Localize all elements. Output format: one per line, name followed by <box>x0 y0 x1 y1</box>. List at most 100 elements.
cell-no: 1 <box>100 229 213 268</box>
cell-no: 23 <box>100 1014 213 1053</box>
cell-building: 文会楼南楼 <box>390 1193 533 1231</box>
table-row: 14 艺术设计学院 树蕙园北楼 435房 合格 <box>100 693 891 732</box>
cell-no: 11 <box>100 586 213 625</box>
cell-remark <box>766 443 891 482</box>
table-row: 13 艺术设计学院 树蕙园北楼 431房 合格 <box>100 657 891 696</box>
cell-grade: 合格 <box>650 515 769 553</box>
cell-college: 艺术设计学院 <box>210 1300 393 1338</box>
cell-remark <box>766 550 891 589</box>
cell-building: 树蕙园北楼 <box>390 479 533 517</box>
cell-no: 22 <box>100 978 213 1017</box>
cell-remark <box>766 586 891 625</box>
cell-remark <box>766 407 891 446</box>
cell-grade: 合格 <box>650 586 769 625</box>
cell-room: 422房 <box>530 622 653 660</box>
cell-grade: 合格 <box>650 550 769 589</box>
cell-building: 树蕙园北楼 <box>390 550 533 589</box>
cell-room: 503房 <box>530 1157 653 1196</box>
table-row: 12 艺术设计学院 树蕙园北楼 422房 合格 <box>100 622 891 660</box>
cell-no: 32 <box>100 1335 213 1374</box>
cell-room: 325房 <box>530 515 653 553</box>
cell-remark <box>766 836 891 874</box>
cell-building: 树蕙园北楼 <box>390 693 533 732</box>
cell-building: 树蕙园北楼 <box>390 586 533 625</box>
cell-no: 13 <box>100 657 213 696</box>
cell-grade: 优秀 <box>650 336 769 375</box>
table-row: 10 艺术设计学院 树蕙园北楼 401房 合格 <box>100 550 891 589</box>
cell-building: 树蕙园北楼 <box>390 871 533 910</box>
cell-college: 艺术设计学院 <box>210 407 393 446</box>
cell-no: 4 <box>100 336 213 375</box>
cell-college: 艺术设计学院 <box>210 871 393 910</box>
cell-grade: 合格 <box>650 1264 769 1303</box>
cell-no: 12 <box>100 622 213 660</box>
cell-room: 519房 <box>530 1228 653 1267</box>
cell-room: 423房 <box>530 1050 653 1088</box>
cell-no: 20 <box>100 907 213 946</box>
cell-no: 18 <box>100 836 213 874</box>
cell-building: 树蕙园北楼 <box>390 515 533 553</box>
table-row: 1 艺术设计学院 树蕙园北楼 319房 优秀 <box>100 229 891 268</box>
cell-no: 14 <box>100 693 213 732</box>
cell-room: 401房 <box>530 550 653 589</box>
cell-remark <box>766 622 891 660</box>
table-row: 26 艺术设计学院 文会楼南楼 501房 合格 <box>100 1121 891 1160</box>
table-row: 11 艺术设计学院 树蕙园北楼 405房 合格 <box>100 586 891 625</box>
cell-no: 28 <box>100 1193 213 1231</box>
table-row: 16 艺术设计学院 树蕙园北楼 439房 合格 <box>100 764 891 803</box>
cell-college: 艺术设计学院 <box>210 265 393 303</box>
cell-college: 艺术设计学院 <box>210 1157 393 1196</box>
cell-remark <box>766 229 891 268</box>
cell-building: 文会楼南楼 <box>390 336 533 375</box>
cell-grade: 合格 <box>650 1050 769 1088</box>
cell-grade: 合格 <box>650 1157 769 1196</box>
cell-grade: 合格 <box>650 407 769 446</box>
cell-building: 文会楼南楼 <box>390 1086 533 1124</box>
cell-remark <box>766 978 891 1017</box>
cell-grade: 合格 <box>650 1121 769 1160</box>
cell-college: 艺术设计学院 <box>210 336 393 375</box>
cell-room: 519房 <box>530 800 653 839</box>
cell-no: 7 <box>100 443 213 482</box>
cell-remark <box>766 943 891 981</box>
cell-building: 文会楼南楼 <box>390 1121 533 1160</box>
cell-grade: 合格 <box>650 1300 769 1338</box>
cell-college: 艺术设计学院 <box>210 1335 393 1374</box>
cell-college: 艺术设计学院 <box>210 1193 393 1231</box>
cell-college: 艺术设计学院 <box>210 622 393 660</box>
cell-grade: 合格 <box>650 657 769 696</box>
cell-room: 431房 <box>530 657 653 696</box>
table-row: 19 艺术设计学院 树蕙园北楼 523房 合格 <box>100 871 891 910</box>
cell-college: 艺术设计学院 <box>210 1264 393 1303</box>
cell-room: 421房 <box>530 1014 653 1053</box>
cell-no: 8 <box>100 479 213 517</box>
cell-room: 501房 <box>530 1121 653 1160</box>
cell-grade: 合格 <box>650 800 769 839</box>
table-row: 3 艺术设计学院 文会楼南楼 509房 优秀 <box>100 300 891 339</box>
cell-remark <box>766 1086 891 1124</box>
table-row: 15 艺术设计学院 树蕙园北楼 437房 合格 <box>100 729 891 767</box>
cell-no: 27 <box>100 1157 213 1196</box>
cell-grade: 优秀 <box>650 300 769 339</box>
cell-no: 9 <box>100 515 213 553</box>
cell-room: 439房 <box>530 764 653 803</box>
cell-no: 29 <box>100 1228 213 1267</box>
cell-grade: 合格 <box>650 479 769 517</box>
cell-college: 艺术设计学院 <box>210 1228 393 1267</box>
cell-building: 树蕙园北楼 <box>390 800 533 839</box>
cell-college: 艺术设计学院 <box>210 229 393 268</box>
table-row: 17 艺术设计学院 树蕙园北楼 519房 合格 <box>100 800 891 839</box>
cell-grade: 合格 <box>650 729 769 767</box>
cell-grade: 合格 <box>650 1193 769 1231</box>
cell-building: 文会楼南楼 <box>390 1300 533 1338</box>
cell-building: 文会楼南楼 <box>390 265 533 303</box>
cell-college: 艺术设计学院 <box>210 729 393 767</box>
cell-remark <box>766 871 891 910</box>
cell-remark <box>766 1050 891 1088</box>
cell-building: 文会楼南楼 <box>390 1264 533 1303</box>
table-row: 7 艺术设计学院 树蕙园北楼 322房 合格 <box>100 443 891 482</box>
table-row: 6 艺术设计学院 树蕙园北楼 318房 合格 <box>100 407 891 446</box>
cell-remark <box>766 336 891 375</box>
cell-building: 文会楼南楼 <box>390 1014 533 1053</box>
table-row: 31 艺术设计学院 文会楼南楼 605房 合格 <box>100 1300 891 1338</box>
-------
Extract the lines of the material verbatim, starting at its first line and stopping after the line that contains "cell-building: 树蕙园北楼 <box>390 479". Include both the first line and that final line, and nothing beyond them.

Localize all elements. Output format: one per line, name followed by <box>x0 y0 x1 y1</box>. List at most 100 elements.
cell-no: 1 <box>100 229 213 268</box>
cell-no: 23 <box>100 1014 213 1053</box>
cell-building: 文会楼南楼 <box>390 1193 533 1231</box>
table-row: 14 艺术设计学院 树蕙园北楼 435房 合格 <box>100 693 891 732</box>
cell-no: 11 <box>100 586 213 625</box>
cell-remark <box>766 443 891 482</box>
table-row: 13 艺术设计学院 树蕙园北楼 431房 合格 <box>100 657 891 696</box>
cell-grade: 合格 <box>650 515 769 553</box>
cell-college: 艺术设计学院 <box>210 1300 393 1338</box>
cell-remark <box>766 550 891 589</box>
cell-building: 树蕙园北楼 <box>390 479 533 517</box>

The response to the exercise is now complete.